— Your tasks —
(a) Please list every Lean tactic or lemma that the excerpt on descent identities names in its account of the proof.
(b) According to the excerpt on descent identities, what is Δ the remainder of?

Why this is true. Multiply the target expression by s and substitute both rank-one equations:
$\(s\,(u_2 r_1 - u_1 r_2) = u_2(r_1 s) - u_1(r_2 s) = u_2(u_1 v+2) - u_1(u_2 v+2) = 2(u_2-u_1) = 2sK.\)$
The terms with v cancel (u_2 u_1 v - u_1 u_2 v=0) — this is where the two "survives": everything that depends on the scale v is quenched, and what remains is the pure transport of the two. Then we cancel by \(s\ne 0\).
In Lean it goes exactly so: the identity \(s\cdot(u_2r_1-u_1r_2)=u_2(r_1s)-u_1(r_2s)\) is closed by ring, substituting the hypotheses reduces the right-hand side to \(2\cdot(u_2-u_1)\), and linear_combination 2*hK yields 2sK; the final mul_left_cancel₀ hs strips the factor s.
What it means. The name collapse is exact: the quantities u_i,r_i may grow along the ray, but their "cross determinant" collapses to a function strictly linear in K with coefficient 2. The two is the lattice step along which the engine moves. Hence the link with the next chapter: descent is a transition of K=1 per step, and each such step carries exactly one two.
The exact Euclidean identity of descent: qΔ − vΞ = 2¶
The three forms above are linear and bilinear. Descent, by its nature, is quadratic: Euclidean division compares a side with the square of the scale. The next identity is the diagonal kernel of self-similarity, thanks to which descent reproduces itself at a smaller scale.
Definition 3.7 (Euclidean decomposition of a step). Suppose the rank-one equation abv+2=qP holds. Decompose P and ab with respect to the scale v:
$\(P=v^{2}+\Delta,\qquad ab=qv+\Xi,\)$
where \(\Delta\) is the remainder of P relative to the square v^2, and \(\Xi\) is the remainder of ab relative to qv. The quantities \(\Delta,\Xi\) are the "Euclidean remainders" of the step.

— Given data —
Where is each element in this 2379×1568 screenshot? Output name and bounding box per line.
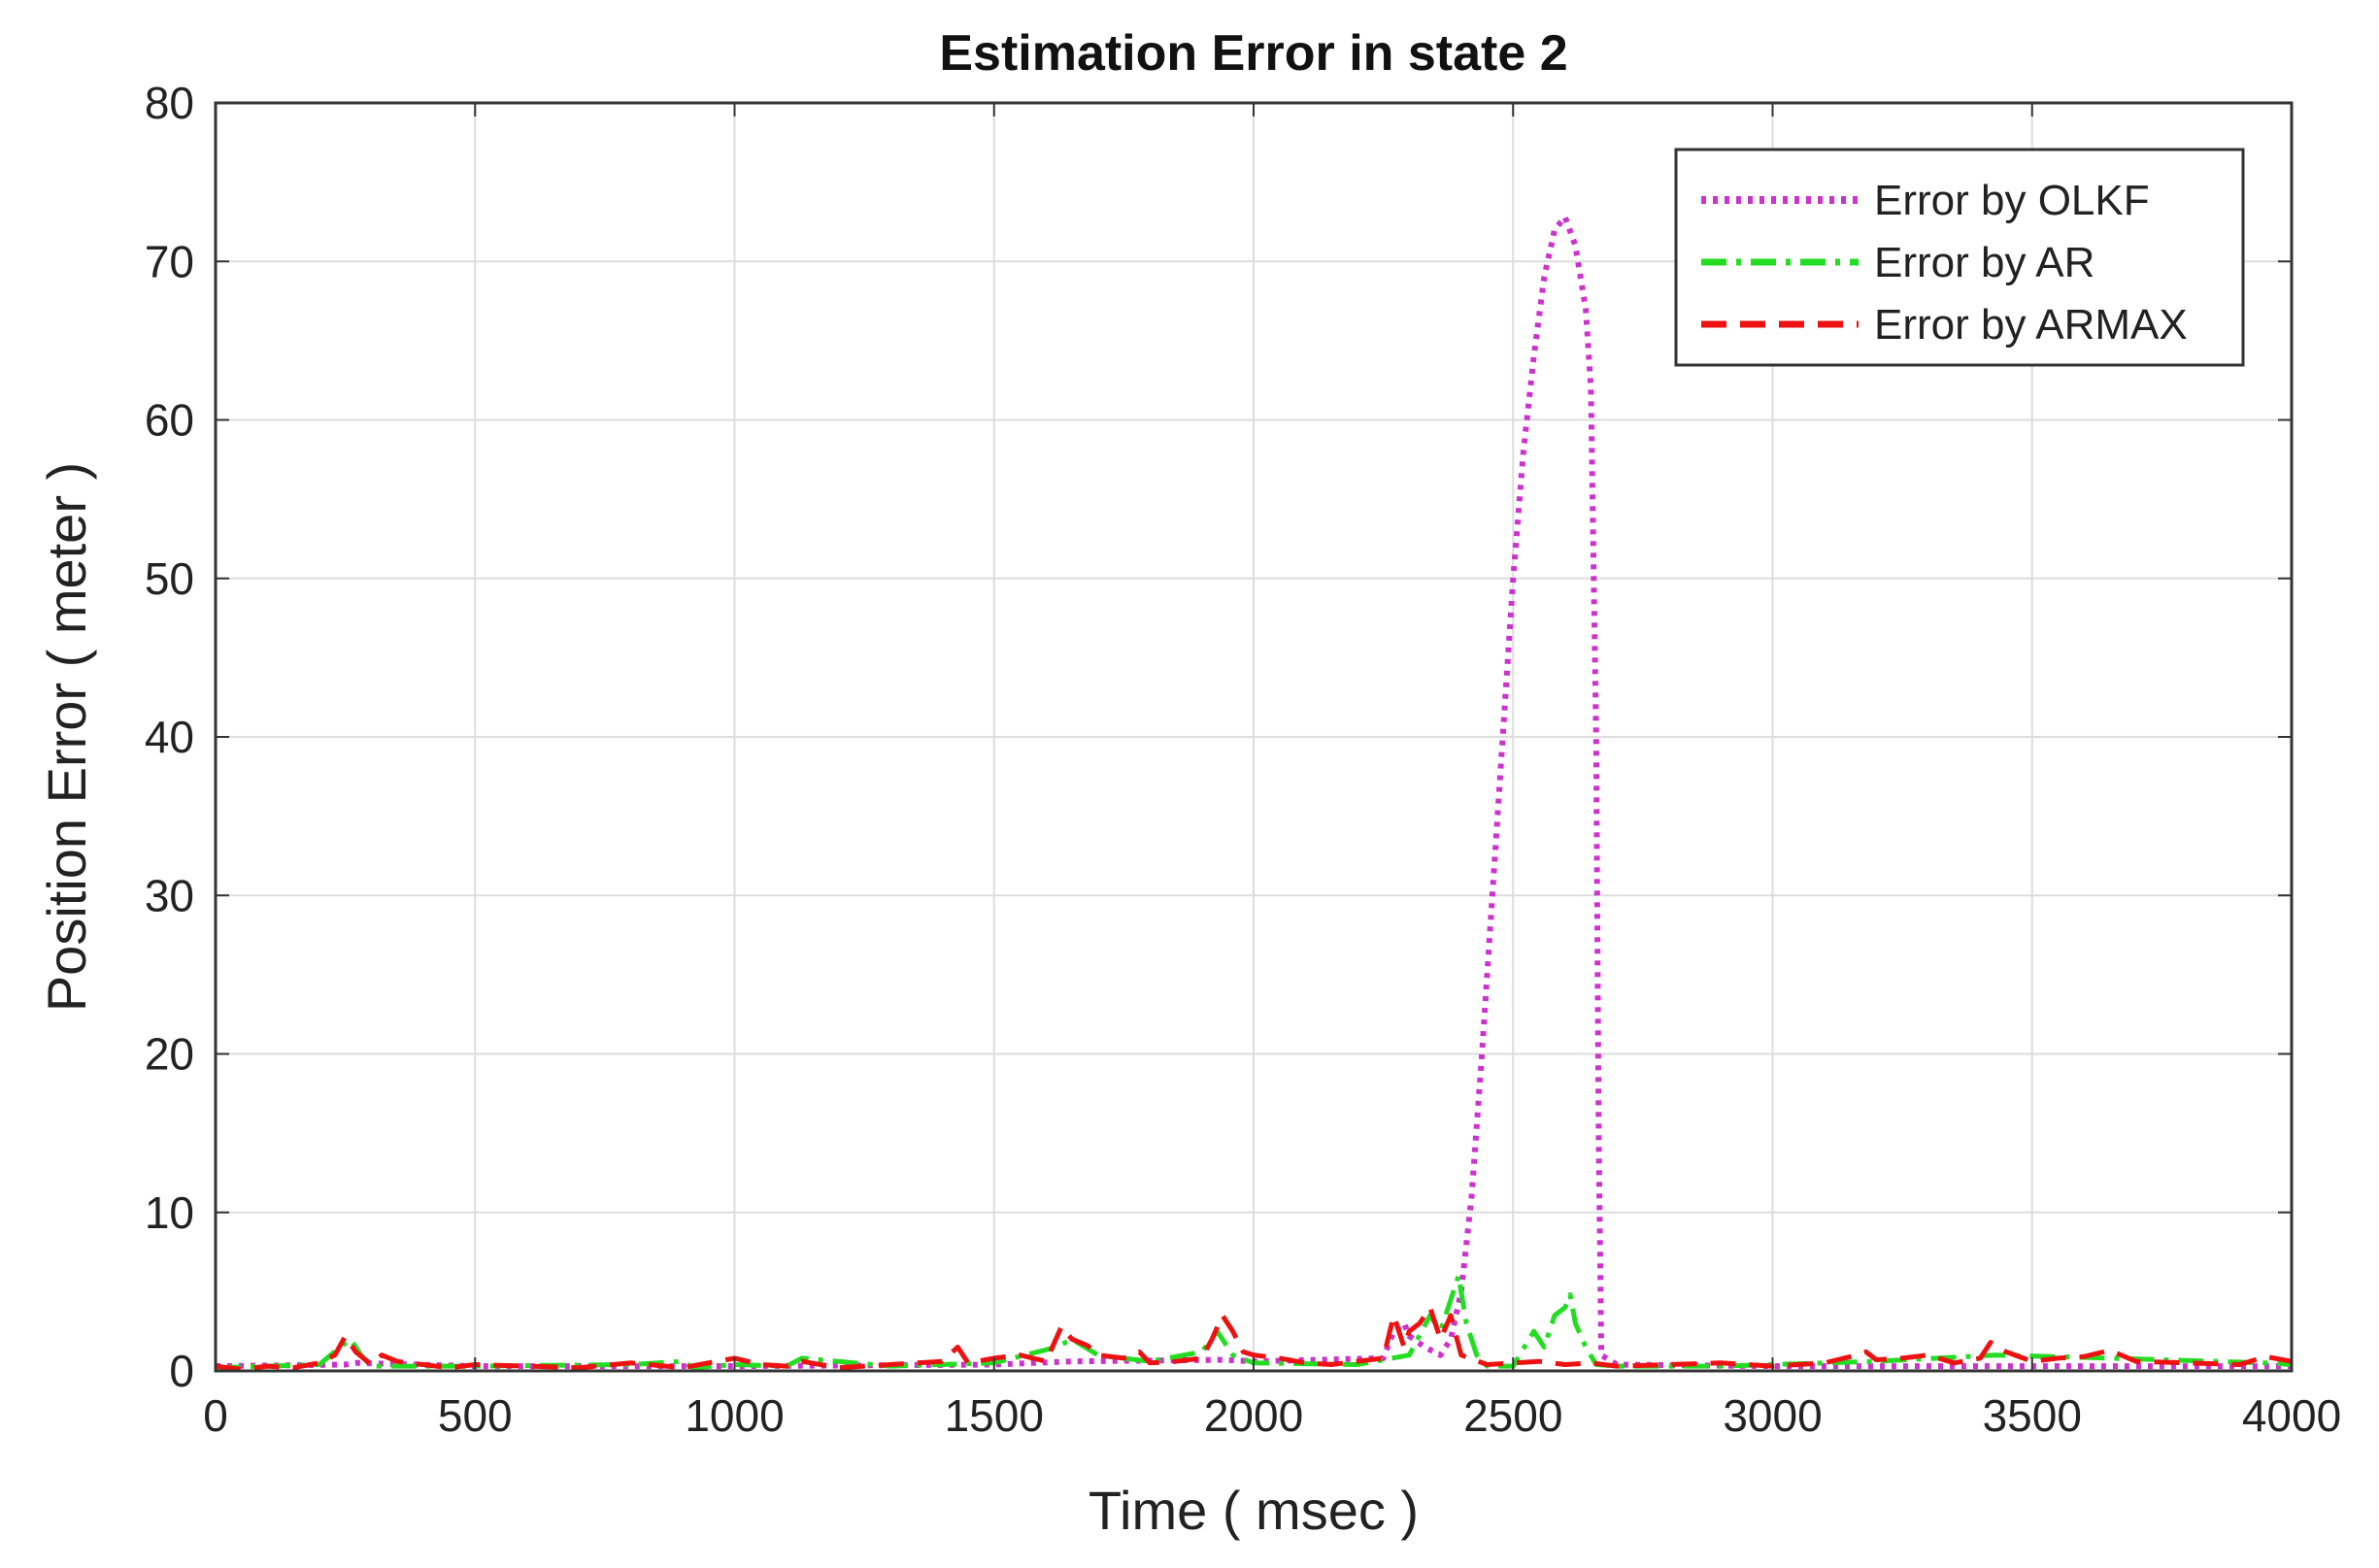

— Per-task answers —
(a) ring, linear_combination, mul_left_cancel₀

(b) Δ is the remainder of P relative to the square v^2.